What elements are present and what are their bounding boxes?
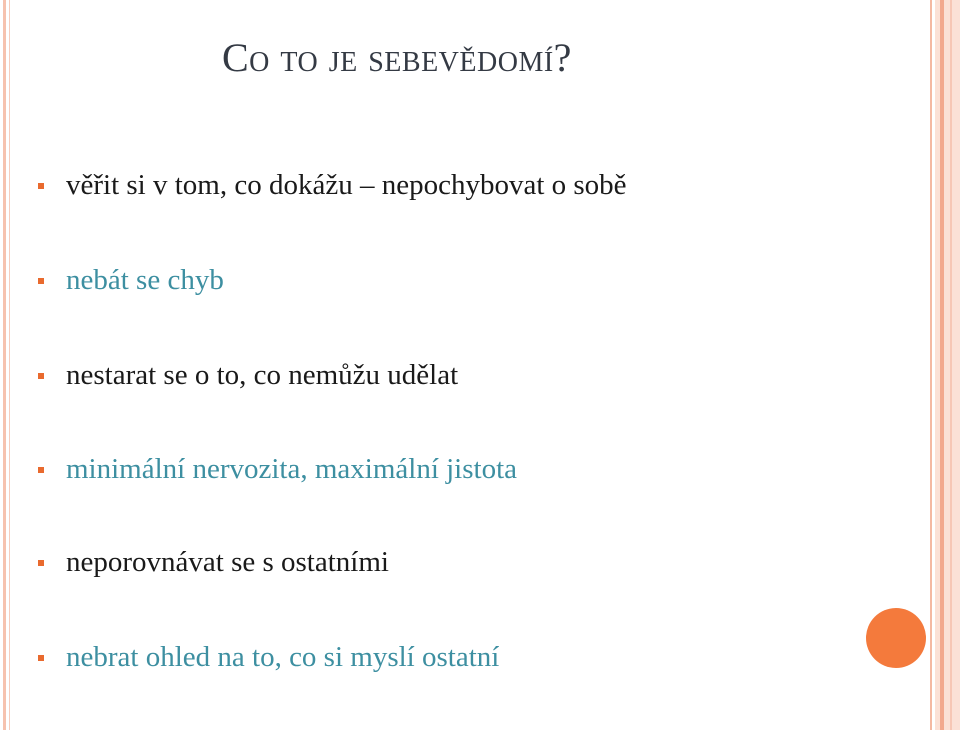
frame-line-right-3 <box>950 0 952 730</box>
bullet-text: nebát se chyb <box>66 264 224 296</box>
bullet-item <box>38 643 499 672</box>
bullet-item <box>38 455 517 484</box>
bullet-item <box>38 266 224 295</box>
square-bullet-icon <box>38 278 44 284</box>
slide-title: Co to je sebevědomí? <box>222 35 572 80</box>
frame-line-left-inner <box>9 0 10 730</box>
square-bullet-icon <box>38 655 44 661</box>
square-bullet-icon <box>38 560 44 566</box>
square-bullet-icon <box>38 373 44 379</box>
bullet-text: minimální nervozita, maximální jistota <box>66 453 518 485</box>
bullet-item <box>38 171 627 200</box>
frame-line-right-2 <box>940 0 944 730</box>
decorative-circle <box>866 608 926 668</box>
bullet-item <box>38 361 458 390</box>
frame-line-left <box>3 0 6 730</box>
bullet-item <box>38 548 389 577</box>
frame-line-right-1 <box>930 0 932 730</box>
square-bullet-icon <box>38 183 44 189</box>
bullet-text: nestarat se o to, co nemůžu udělat <box>66 359 459 391</box>
bullet-text: věřit si v tom, co dokážu – nepochybovat o sobě <box>66 169 627 201</box>
square-bullet-icon <box>38 467 44 473</box>
bullet-text: neporovnávat se s ostatními <box>66 546 389 578</box>
frame-band-right <box>935 0 960 730</box>
bullet-text: nebrat ohled na to, co si myslí ostatní <box>66 641 500 673</box>
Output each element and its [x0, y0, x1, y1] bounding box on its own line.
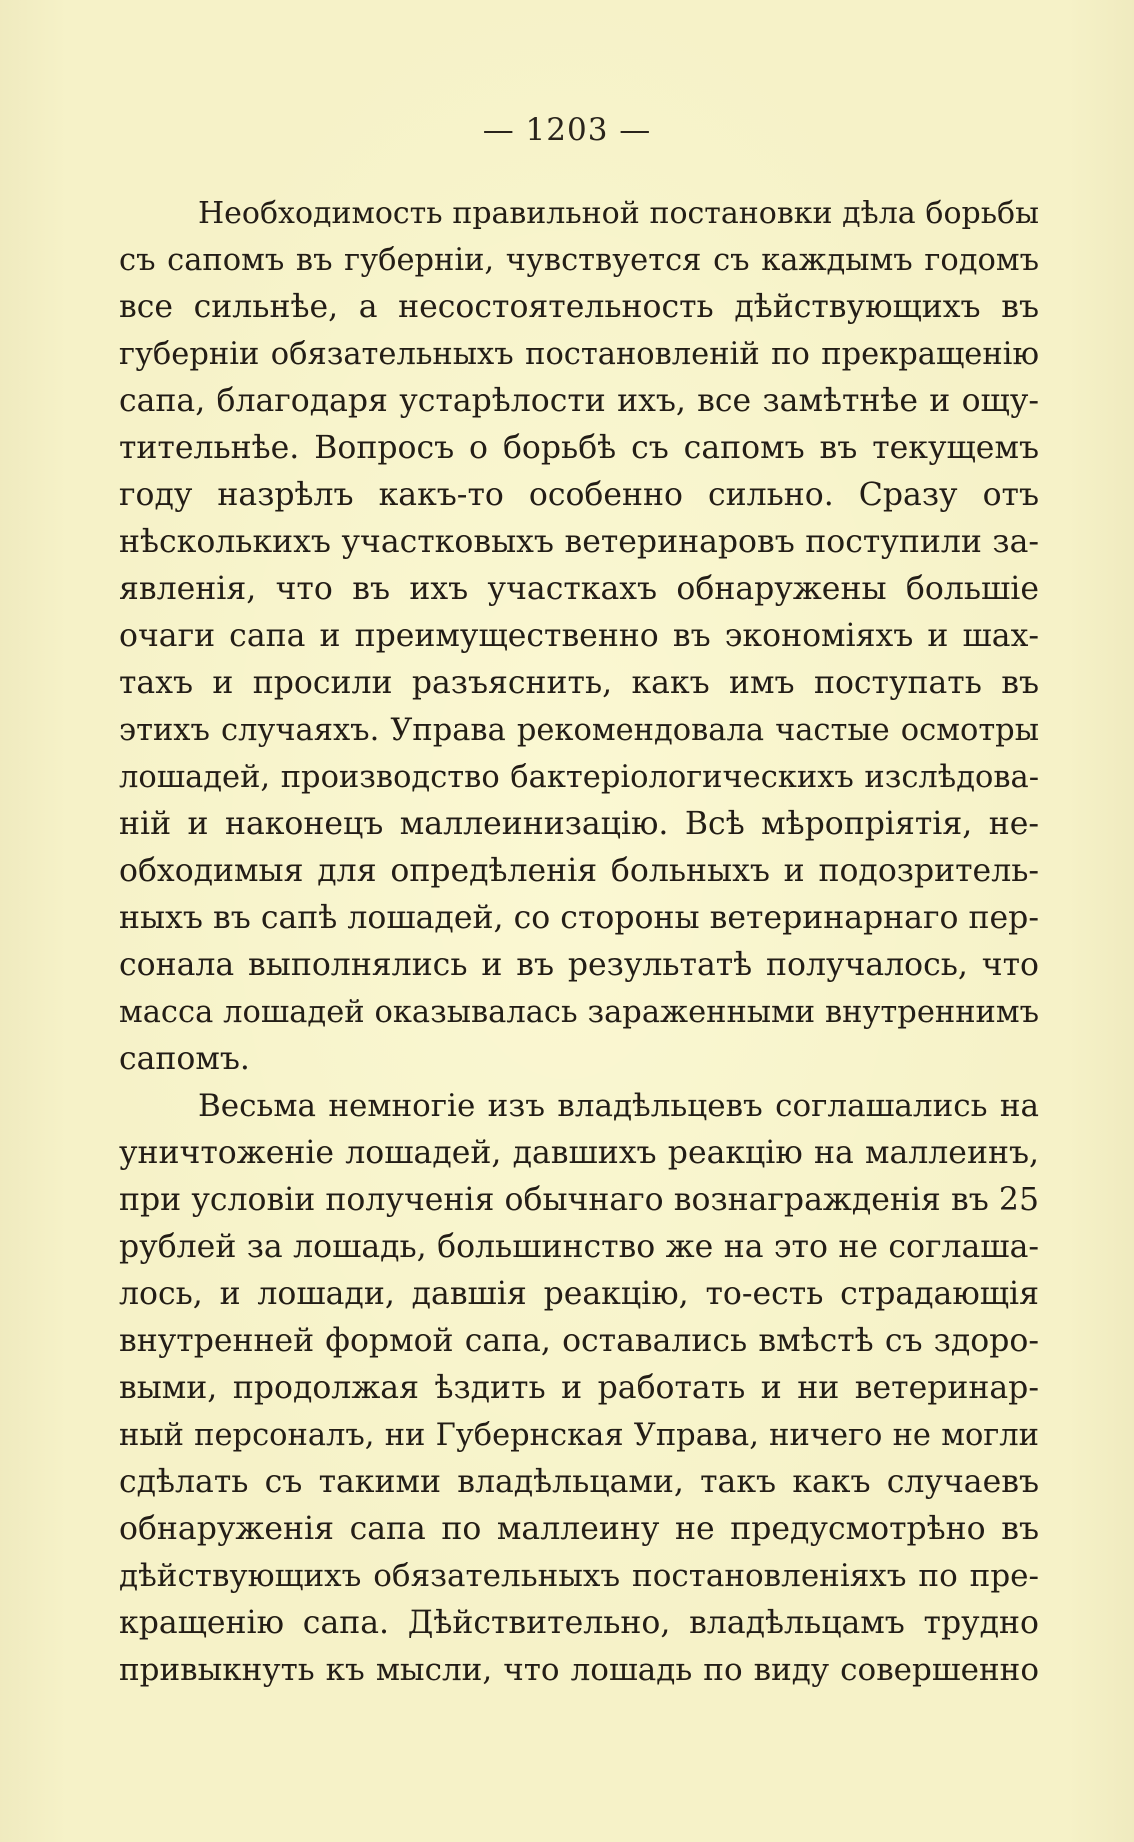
text-line: внутренней формой сапа, оставались вмѣстѣ съ здоро- — [119, 1323, 1039, 1359]
text-line: ній и наконецъ маллеинизацію. Всѣ мѣропріятія, не- — [119, 806, 1039, 842]
text-line: нѣсколькихъ участковыхъ ветеринаровъ поступили за- — [119, 524, 1039, 560]
text-line: этихъ случаяхъ. Управа рекомендовала частые осмотры — [119, 713, 1039, 748]
text-line: выми, продолжая ѣздить и работать и ни ветеринар- — [119, 1370, 1039, 1406]
text-line: кращенію сапа. Дѣйствительно, владѣльцамъ трудно — [119, 1605, 1039, 1641]
text-line: тительнѣе. Вопросъ о борьбѣ съ сапомъ въ текущемъ — [119, 430, 1039, 466]
text-line: очаги сапа и преимущественно въ экономіяхъ и шах- — [119, 618, 1039, 654]
text-line: уничтоженіе лошадей, давшихъ реакцію на маллеинъ, — [119, 1135, 1039, 1171]
text-line: сапомъ. — [119, 1041, 250, 1077]
text-line: ный персоналъ, ни Губернская Управа, ничего не могли — [119, 1418, 1039, 1453]
text-line: году назрѣлъ какъ-то особенно сильно. Сразу отъ — [119, 477, 1039, 513]
text-line: при условіи полученія обычнаго вознагражденія въ 25 — [119, 1182, 1039, 1218]
paragraph-1 — [119, 190, 1039, 1083]
text-line: Весьма немногіе изъ владѣльцевъ соглашались на — [198, 1088, 1039, 1124]
body-text — [119, 190, 1039, 1694]
text-line: привыкнуть къ мысли, что лошадь по виду совершенно — [119, 1652, 1039, 1688]
text-line: дѣйствующихъ обязательныхъ постановленіяхъ по пре- — [119, 1558, 1039, 1594]
text-line: обнаруженія сапа по маллеину не предусмотрѣно въ — [119, 1511, 1039, 1547]
text-line: тахъ и просили разъяснить, какъ имъ поступать въ — [119, 665, 1039, 701]
page-number: — 1203 — — [482, 112, 652, 148]
text-line: лось, и лошади, давшія реакцію, то-есть страдающія — [119, 1276, 1039, 1312]
text-line: явленія, что въ ихъ участкахъ обнаружены большіе — [119, 571, 1039, 607]
text-line: губерніи обязательныхъ постановленій по прекращенію — [119, 337, 1039, 372]
text-line: обходимыя для опредѣленія больныхъ и подозритель- — [119, 853, 1039, 889]
text-line: ныхъ въ сапѣ лошадей, со стороны ветеринарнаго пер- — [119, 900, 1039, 936]
text-line: съ сапомъ въ губерніи, чувствуется съ каждымъ годомъ — [119, 243, 1039, 278]
text-line: сонала выполнялись и въ результатѣ получалось, что — [119, 947, 1039, 983]
text-line: масса лошадей оказывалась зараженными внутреннимъ — [119, 995, 1039, 1030]
text-line: рублей за лошадь, большинство же на это не соглаша- — [119, 1229, 1039, 1265]
paragraph-2 — [119, 1083, 1039, 1694]
text-line: Необходимость правильной постановки дѣла борьбы — [198, 196, 1039, 231]
text-line: сдѣлать съ такими владѣльцами, такъ какъ случаевъ — [119, 1464, 1039, 1500]
text-line: все сильнѣе, а несостоятельность дѣйствующихъ въ — [119, 289, 1039, 325]
text-line: сапа, благодаря устарѣлости ихъ, все замѣтнѣе и ощу- — [119, 383, 1039, 419]
text-line: лошадей, производство бактеріологическихъ изслѣдова- — [119, 760, 1039, 795]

- Exercise description: Copy out every line of the listing above word for word, leaving out the pictures.

- Exercise solution:
What elements are present and what are their bounding boxes?
frame-line-right-3 <box>950 0 952 730</box>
bullet-text: nebát se chyb <box>66 264 224 296</box>
bullet-item <box>38 643 499 672</box>
bullet-item <box>38 455 517 484</box>
bullet-item <box>38 266 224 295</box>
square-bullet-icon <box>38 278 44 284</box>
slide-title: Co to je sebevědomí? <box>222 35 572 80</box>
frame-line-left-inner <box>9 0 10 730</box>
square-bullet-icon <box>38 655 44 661</box>
square-bullet-icon <box>38 560 44 566</box>
square-bullet-icon <box>38 373 44 379</box>
bullet-text: minimální nervozita, maximální jistota <box>66 453 518 485</box>
bullet-item <box>38 171 627 200</box>
frame-line-right-2 <box>940 0 944 730</box>
decorative-circle <box>866 608 926 668</box>
bullet-item <box>38 361 458 390</box>
frame-line-left <box>3 0 6 730</box>
bullet-item <box>38 548 389 577</box>
frame-line-right-1 <box>930 0 932 730</box>
square-bullet-icon <box>38 183 44 189</box>
bullet-text: nestarat se o to, co nemůžu udělat <box>66 359 459 391</box>
bullet-text: věřit si v tom, co dokážu – nepochybovat o sobě <box>66 169 627 201</box>
square-bullet-icon <box>38 467 44 473</box>
bullet-text: neporovnávat se s ostatními <box>66 546 389 578</box>
frame-band-right <box>935 0 960 730</box>
bullet-text: nebrat ohled na to, co si myslí ostatní <box>66 641 500 673</box>
Output each element and its [x0, y0, x1, y1] bounding box on its own line.
text-line: внутренней формой сапа, оставались вмѣстѣ съ здоро- — [119, 1323, 1039, 1359]
text-line: ній и наконецъ маллеинизацію. Всѣ мѣропріятія, не- — [119, 806, 1039, 842]
text-line: нѣсколькихъ участковыхъ ветеринаровъ поступили за- — [119, 524, 1039, 560]
text-line: этихъ случаяхъ. Управа рекомендовала частые осмотры — [119, 713, 1039, 748]
text-line: выми, продолжая ѣздить и работать и ни ветеринар- — [119, 1370, 1039, 1406]
text-line: кращенію сапа. Дѣйствительно, владѣльцамъ трудно — [119, 1605, 1039, 1641]
text-line: тительнѣе. Вопросъ о борьбѣ съ сапомъ въ текущемъ — [119, 430, 1039, 466]
text-line: очаги сапа и преимущественно въ экономіяхъ и шах- — [119, 618, 1039, 654]
text-line: уничтоженіе лошадей, давшихъ реакцію на маллеинъ, — [119, 1135, 1039, 1171]
text-line: сапомъ. — [119, 1041, 250, 1077]
text-line: ный персоналъ, ни Губернская Управа, ничего не могли — [119, 1418, 1039, 1453]
text-line: году назрѣлъ какъ-то особенно сильно. Сразу отъ — [119, 477, 1039, 513]
text-line: при условіи полученія обычнаго вознагражденія въ 25 — [119, 1182, 1039, 1218]
paragraph-1 — [119, 190, 1039, 1083]
text-line: Весьма немногіе изъ владѣльцевъ соглашались на — [198, 1088, 1039, 1124]
body-text — [119, 190, 1039, 1694]
text-line: привыкнуть къ мысли, что лошадь по виду совершенно — [119, 1652, 1039, 1688]
text-line: дѣйствующихъ обязательныхъ постановленіяхъ по пре- — [119, 1558, 1039, 1594]
text-line: обнаруженія сапа по маллеину не предусмотрѣно въ — [119, 1511, 1039, 1547]
text-line: тахъ и просили разъяснить, какъ имъ поступать въ — [119, 665, 1039, 701]
page-number: — 1203 — — [482, 112, 652, 148]
text-line: лось, и лошади, давшія реакцію, то-есть страдающія — [119, 1276, 1039, 1312]
text-line: явленія, что въ ихъ участкахъ обнаружены большіе — [119, 571, 1039, 607]
text-line: губерніи обязательныхъ постановленій по прекращенію — [119, 337, 1039, 372]
text-line: обходимыя для опредѣленія больныхъ и подозритель- — [119, 853, 1039, 889]
text-line: ныхъ въ сапѣ лошадей, со стороны ветеринарнаго пер- — [119, 900, 1039, 936]
text-line: съ сапомъ въ губерніи, чувствуется съ каждымъ годомъ — [119, 243, 1039, 278]
text-line: сонала выполнялись и въ результатѣ получалось, что — [119, 947, 1039, 983]
text-line: масса лошадей оказывалась зараженными внутреннимъ — [119, 995, 1039, 1030]
text-line: рублей за лошадь, большинство же на это не соглаша- — [119, 1229, 1039, 1265]
paragraph-2 — [119, 1083, 1039, 1694]
text-line: Необходимость правильной постановки дѣла борьбы — [198, 196, 1039, 231]
text-line: сдѣлать съ такими владѣльцами, такъ какъ случаевъ — [119, 1464, 1039, 1500]
text-line: все сильнѣе, а несостоятельность дѣйствующихъ въ — [119, 289, 1039, 325]
text-line: сапа, благодаря устарѣлости ихъ, все замѣтнѣе и ощу- — [119, 383, 1039, 419]
text-line: лошадей, производство бактеріологическихъ изслѣдова- — [119, 760, 1039, 795]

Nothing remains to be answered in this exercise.